Produce an exact copy of all the data below, dropping every image.

** begin DATASET **

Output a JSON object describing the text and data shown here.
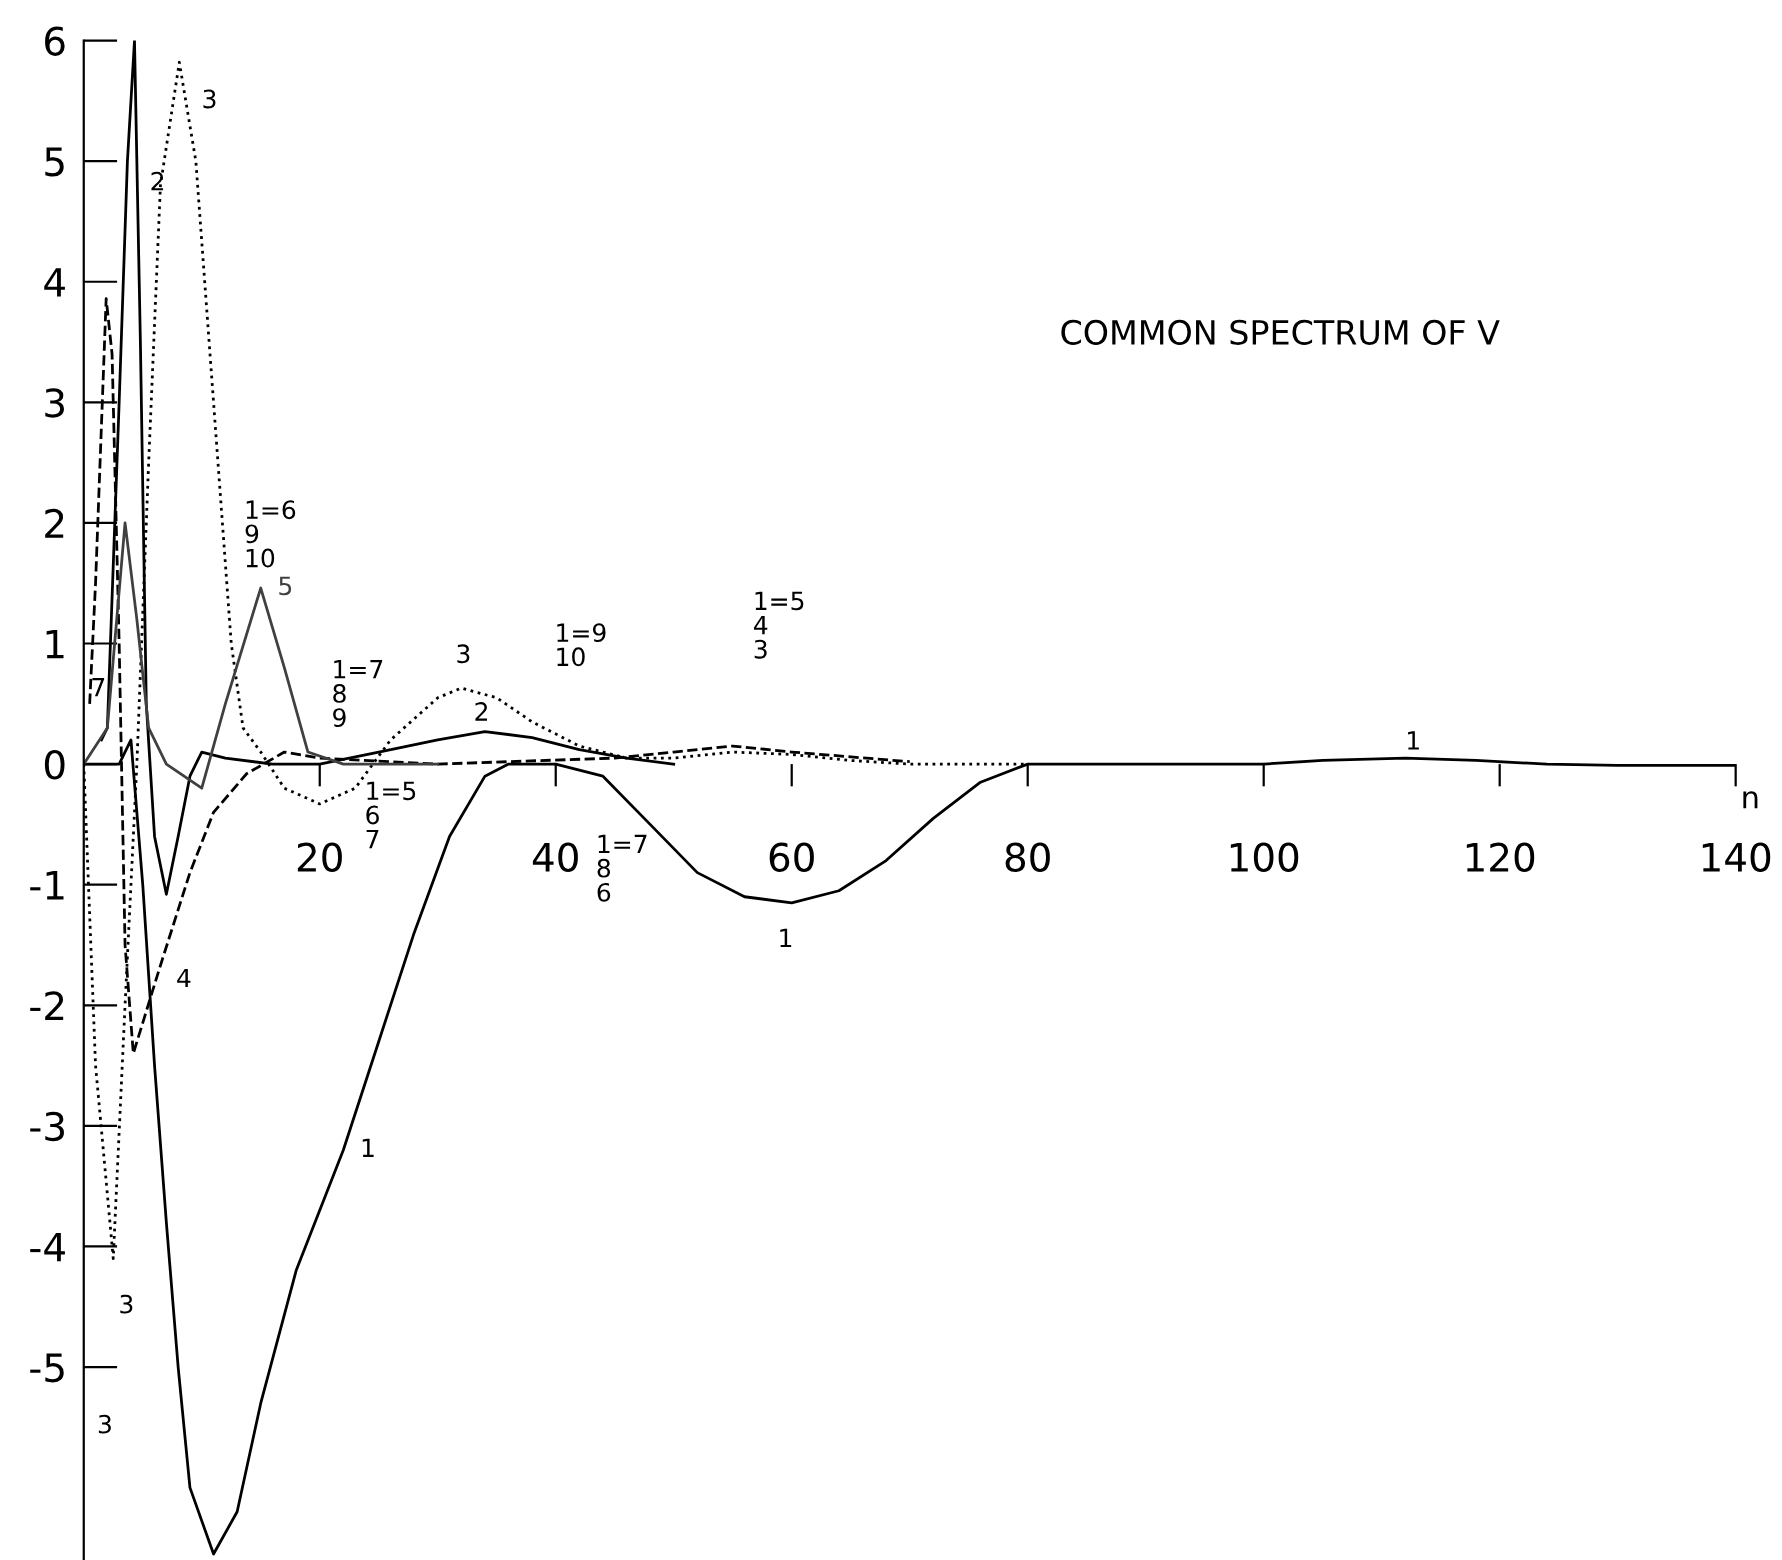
{
  "chart_data": {
    "type": "line",
    "title": "COMMON SPECTRUM OF V",
    "xlabel": "n",
    "xlim": [
      0,
      140
    ],
    "ylim": [
      -6.6,
      6
    ],
    "xticks": [
      20,
      40,
      60,
      80,
      100,
      120,
      140
    ],
    "yticks": [
      -5,
      -4,
      -3,
      -2,
      -1,
      0,
      1,
      2,
      3,
      4,
      5,
      6
    ],
    "grid": false,
    "marker": "none",
    "series": [
      {
        "name": "1",
        "color": "#000000",
        "line_style": "solid",
        "x": [
          0,
          3,
          4,
          5,
          6,
          7,
          8,
          9,
          11,
          13,
          15,
          18,
          22,
          25,
          28,
          31,
          34,
          36,
          40,
          44,
          48,
          52,
          56,
          60,
          64,
          68,
          72,
          76,
          80,
          90,
          100,
          105,
          112,
          118,
          124,
          130,
          140
        ],
        "values": [
          0,
          0,
          0.2,
          -1.0,
          -2.5,
          -3.8,
          -5.0,
          -6.0,
          -6.55,
          -6.2,
          -5.3,
          -4.2,
          -3.2,
          -2.3,
          -1.4,
          -0.6,
          -0.1,
          0,
          0,
          -0.1,
          -0.5,
          -0.9,
          -1.1,
          -1.15,
          -1.05,
          -0.8,
          -0.45,
          -0.15,
          0,
          0,
          0,
          0.03,
          0.05,
          0.03,
          0,
          -0.01,
          -0.01
        ]
      },
      {
        "name": "2",
        "color": "#000000",
        "line_style": "solid",
        "x": [
          1.5,
          2,
          3,
          3.7,
          4.3,
          4.8,
          5.3,
          6,
          7,
          8,
          9,
          10,
          12,
          16,
          20,
          25,
          30,
          34,
          38,
          42,
          46,
          50
        ],
        "values": [
          0.2,
          0.3,
          3,
          5,
          6.0,
          3.5,
          0.5,
          -0.6,
          -1.08,
          -0.6,
          -0.1,
          0.1,
          0.05,
          0,
          0,
          0.1,
          0.2,
          0.27,
          0.22,
          0.12,
          0.05,
          0
        ]
      },
      {
        "name": "3",
        "color": "#000000",
        "line_style": "dotted",
        "x": [
          0,
          1,
          2.5,
          3.5,
          4.5,
          5.5,
          6.5,
          8.1,
          9.5,
          11,
          12.5,
          13.5,
          15,
          17,
          20,
          23,
          26,
          30,
          32,
          35,
          38,
          42,
          46,
          50,
          55,
          60,
          65,
          70,
          80
        ],
        "values": [
          0,
          -2.5,
          -4.1,
          -2,
          0,
          2.5,
          4.8,
          5.82,
          5.0,
          3,
          1.0,
          0.3,
          0.1,
          -0.2,
          -0.33,
          -0.2,
          0.2,
          0.55,
          0.63,
          0.55,
          0.35,
          0.15,
          0.05,
          0.05,
          0.1,
          0.08,
          0.03,
          0,
          0
        ]
      },
      {
        "name": "4",
        "color": "#000000",
        "line_style": "dashed",
        "x": [
          0.5,
          1,
          1.9,
          2.4,
          3,
          3.5,
          4.2,
          6.4,
          9,
          11,
          13.8,
          17,
          20,
          30,
          45,
          50,
          55,
          60,
          70
        ],
        "values": [
          0.5,
          1.5,
          3.86,
          3.4,
          1,
          -1.5,
          -2.4,
          -1.7,
          -0.9,
          -0.4,
          -0.08,
          0.1,
          0.05,
          0,
          0.05,
          0.1,
          0.15,
          0.1,
          0.02
        ]
      },
      {
        "name": "5",
        "color": "#404040",
        "line_style": "solid",
        "x": [
          0,
          2,
          3.5,
          4.5,
          5.5,
          7,
          10,
          12,
          15,
          17,
          19,
          22,
          30
        ],
        "values": [
          0,
          0.3,
          2.0,
          1.2,
          0.3,
          0,
          -0.2,
          0.5,
          1.46,
          0.8,
          0.1,
          0,
          0
        ]
      }
    ],
    "annotations": [
      "7",
      "3",
      "3",
      "3",
      "2",
      "1",
      "1",
      "1=6\n9\n10",
      "1=7\n8\n9",
      "1=5\n6\n7",
      "1=9\n10",
      "1=7\n8\n6",
      "1=5\n4\n3"
    ]
  }
}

** end DATASET **

RESPONSE TO THE EXERCISE:
Output a JSON object describing the text and data shown here.
{
  "chart_data": {
    "type": "line",
    "title": "COMMON SPECTRUM OF V",
    "xlabel": "n",
    "xlim": [
      0,
      140
    ],
    "ylim": [
      -6.6,
      6
    ],
    "xticks": [
      20,
      40,
      60,
      80,
      100,
      120,
      140
    ],
    "yticks": [
      -5,
      -4,
      -3,
      -2,
      -1,
      0,
      1,
      2,
      3,
      4,
      5,
      6
    ],
    "grid": false,
    "marker": "none",
    "series": [
      {
        "name": "1",
        "color": "#000000",
        "line_style": "solid",
        "x": [
          0,
          3,
          4,
          5,
          6,
          7,
          8,
          9,
          11,
          13,
          15,
          18,
          22,
          25,
          28,
          31,
          34,
          36,
          40,
          44,
          48,
          52,
          56,
          60,
          64,
          68,
          72,
          76,
          80,
          90,
          100,
          105,
          112,
          118,
          124,
          130,
          140
        ],
        "values": [
          0,
          0,
          0.2,
          -1.0,
          -2.5,
          -3.8,
          -5.0,
          -6.0,
          -6.55,
          -6.2,
          -5.3,
          -4.2,
          -3.2,
          -2.3,
          -1.4,
          -0.6,
          -0.1,
          0,
          0,
          -0.1,
          -0.5,
          -0.9,
          -1.1,
          -1.15,
          -1.05,
          -0.8,
          -0.45,
          -0.15,
          0,
          0,
          0,
          0.03,
          0.05,
          0.03,
          0,
          -0.01,
          -0.01
        ]
      },
      {
        "name": "2",
        "color": "#000000",
        "line_style": "solid",
        "x": [
          1.5,
          2,
          3,
          3.7,
          4.3,
          4.8,
          5.3,
          6,
          7,
          8,
          9,
          10,
          12,
          16,
          20,
          25,
          30,
          34,
          38,
          42,
          46,
          50
        ],
        "values": [
          0.2,
          0.3,
          3,
          5,
          6.0,
          3.5,
          0.5,
          -0.6,
          -1.08,
          -0.6,
          -0.1,
          0.1,
          0.05,
          0,
          0,
          0.1,
          0.2,
          0.27,
          0.22,
          0.12,
          0.05,
          0
        ]
      },
      {
        "name": "3",
        "color": "#000000",
        "line_style": "dotted",
        "x": [
          0,
          1,
          2.5,
          3.5,
          4.5,
          5.5,
          6.5,
          8.1,
          9.5,
          11,
          12.5,
          13.5,
          15,
          17,
          20,
          23,
          26,
          30,
          32,
          35,
          38,
          42,
          46,
          50,
          55,
          60,
          65,
          70,
          80
        ],
        "values": [
          0,
          -2.5,
          -4.1,
          -2,
          0,
          2.5,
          4.8,
          5.82,
          5.0,
          3,
          1.0,
          0.3,
          0.1,
          -0.2,
          -0.33,
          -0.2,
          0.2,
          0.55,
          0.63,
          0.55,
          0.35,
          0.15,
          0.05,
          0.05,
          0.1,
          0.08,
          0.03,
          0,
          0
        ]
      },
      {
        "name": "4",
        "color": "#000000",
        "line_style": "dashed",
        "x": [
          0.5,
          1,
          1.9,
          2.4,
          3,
          3.5,
          4.2,
          6.4,
          9,
          11,
          13.8,
          17,
          20,
          30,
          45,
          50,
          55,
          60,
          70
        ],
        "values": [
          0.5,
          1.5,
          3.86,
          3.4,
          1,
          -1.5,
          -2.4,
          -1.7,
          -0.9,
          -0.4,
          -0.08,
          0.1,
          0.05,
          0,
          0.05,
          0.1,
          0.15,
          0.1,
          0.02
        ]
      },
      {
        "name": "5",
        "color": "#404040",
        "line_style": "solid",
        "x": [
          0,
          2,
          3.5,
          4.5,
          5.5,
          7,
          10,
          12,
          15,
          17,
          19,
          22,
          30
        ],
        "values": [
          0,
          0.3,
          2.0,
          1.2,
          0.3,
          0,
          -0.2,
          0.5,
          1.46,
          0.8,
          0.1,
          0,
          0
        ]
      }
    ],
    "annotations": [
      "7",
      "3",
      "3",
      "3",
      "2",
      "1",
      "1",
      "1=6\n9\n10",
      "1=7\n8\n9",
      "1=5\n6\n7",
      "1=9\n10",
      "1=7\n8\n6",
      "1=5\n4\n3"
    ]
  }
}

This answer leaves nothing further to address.